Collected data
--- START ---

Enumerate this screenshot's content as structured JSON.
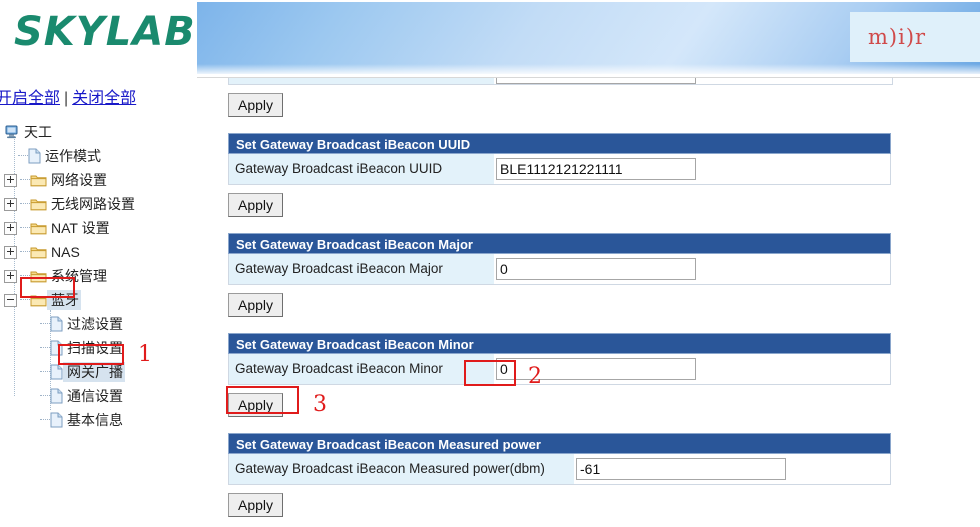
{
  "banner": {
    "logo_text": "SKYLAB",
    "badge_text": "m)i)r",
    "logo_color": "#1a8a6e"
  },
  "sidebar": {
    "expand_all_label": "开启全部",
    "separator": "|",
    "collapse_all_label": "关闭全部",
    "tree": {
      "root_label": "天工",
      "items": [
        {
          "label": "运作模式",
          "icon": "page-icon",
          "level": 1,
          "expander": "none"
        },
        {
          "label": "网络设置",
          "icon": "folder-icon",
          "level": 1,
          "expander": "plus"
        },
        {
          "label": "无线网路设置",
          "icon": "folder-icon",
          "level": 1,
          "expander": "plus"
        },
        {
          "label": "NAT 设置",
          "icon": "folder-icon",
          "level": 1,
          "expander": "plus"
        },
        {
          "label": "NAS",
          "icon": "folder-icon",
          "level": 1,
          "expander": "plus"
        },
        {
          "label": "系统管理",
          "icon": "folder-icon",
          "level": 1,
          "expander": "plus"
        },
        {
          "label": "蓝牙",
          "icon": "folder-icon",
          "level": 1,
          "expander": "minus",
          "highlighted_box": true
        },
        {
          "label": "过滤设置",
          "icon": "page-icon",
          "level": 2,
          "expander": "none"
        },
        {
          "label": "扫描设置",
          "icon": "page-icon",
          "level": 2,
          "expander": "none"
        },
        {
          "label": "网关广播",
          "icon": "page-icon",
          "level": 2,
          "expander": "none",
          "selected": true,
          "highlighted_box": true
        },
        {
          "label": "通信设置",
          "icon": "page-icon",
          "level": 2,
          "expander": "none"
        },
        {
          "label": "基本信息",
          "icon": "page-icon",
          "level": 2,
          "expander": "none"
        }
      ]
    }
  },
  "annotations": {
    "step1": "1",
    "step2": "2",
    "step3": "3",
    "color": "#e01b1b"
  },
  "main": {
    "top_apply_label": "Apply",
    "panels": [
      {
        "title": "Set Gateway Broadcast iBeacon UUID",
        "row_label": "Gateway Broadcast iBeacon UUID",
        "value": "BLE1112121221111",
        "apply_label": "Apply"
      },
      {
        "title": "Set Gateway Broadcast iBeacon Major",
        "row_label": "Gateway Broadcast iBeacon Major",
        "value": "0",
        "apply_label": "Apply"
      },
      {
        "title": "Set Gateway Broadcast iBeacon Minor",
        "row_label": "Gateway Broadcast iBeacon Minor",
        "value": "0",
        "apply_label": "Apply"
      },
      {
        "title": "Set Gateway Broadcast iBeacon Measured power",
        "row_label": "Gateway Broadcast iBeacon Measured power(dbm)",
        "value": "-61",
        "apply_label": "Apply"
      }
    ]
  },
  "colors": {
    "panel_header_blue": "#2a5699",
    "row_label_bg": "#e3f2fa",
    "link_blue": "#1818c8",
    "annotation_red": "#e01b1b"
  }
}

--- END ---
--- START ---

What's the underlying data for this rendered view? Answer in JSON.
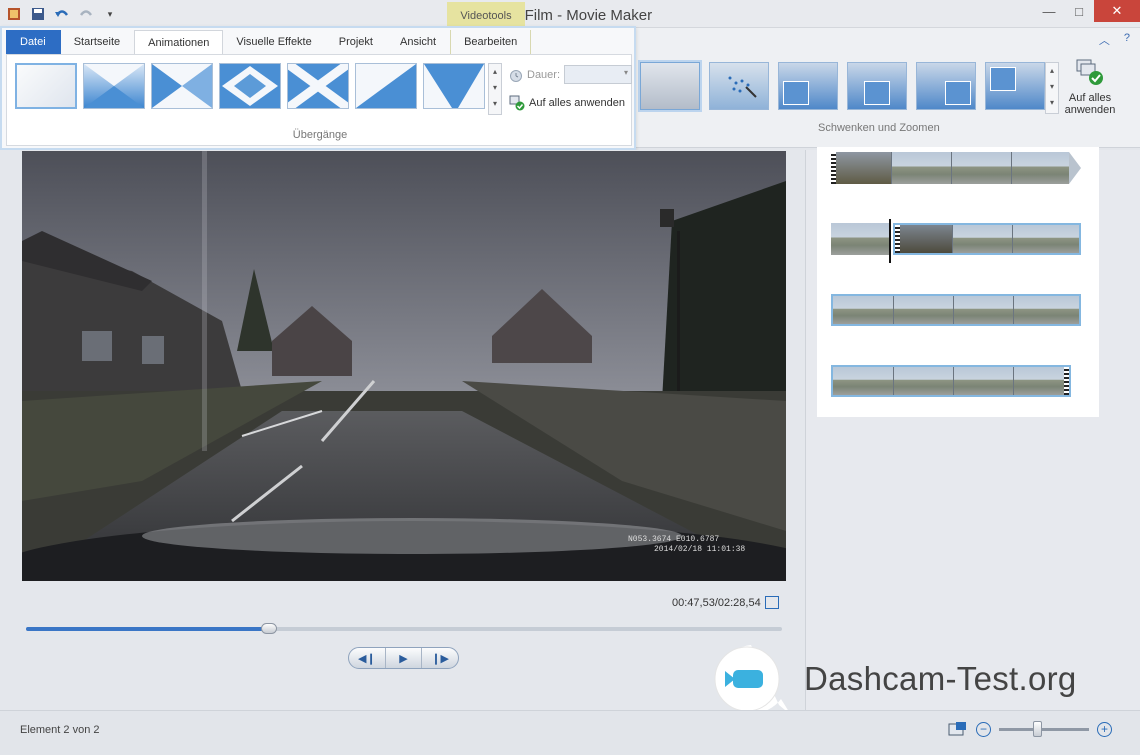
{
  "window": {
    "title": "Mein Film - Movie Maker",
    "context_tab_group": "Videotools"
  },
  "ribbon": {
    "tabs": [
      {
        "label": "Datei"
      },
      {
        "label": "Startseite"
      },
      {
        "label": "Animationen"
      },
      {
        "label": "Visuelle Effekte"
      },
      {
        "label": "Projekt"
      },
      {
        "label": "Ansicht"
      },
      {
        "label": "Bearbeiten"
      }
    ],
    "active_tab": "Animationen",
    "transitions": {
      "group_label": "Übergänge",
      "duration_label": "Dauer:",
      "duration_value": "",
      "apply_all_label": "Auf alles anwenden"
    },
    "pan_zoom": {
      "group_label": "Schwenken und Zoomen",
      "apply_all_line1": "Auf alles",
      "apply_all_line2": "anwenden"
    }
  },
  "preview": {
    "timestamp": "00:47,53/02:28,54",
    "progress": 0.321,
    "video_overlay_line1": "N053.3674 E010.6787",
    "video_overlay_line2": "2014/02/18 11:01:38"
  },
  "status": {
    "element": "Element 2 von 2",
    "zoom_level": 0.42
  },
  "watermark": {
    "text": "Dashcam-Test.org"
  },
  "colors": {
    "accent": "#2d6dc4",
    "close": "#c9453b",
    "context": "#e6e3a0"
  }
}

--- END ---

Look over the records above and copy each line that includes the string "this".

Enumerate this screenshot's content as structured JSON.
What's the underlying data for this rendered view? Answer in JSON.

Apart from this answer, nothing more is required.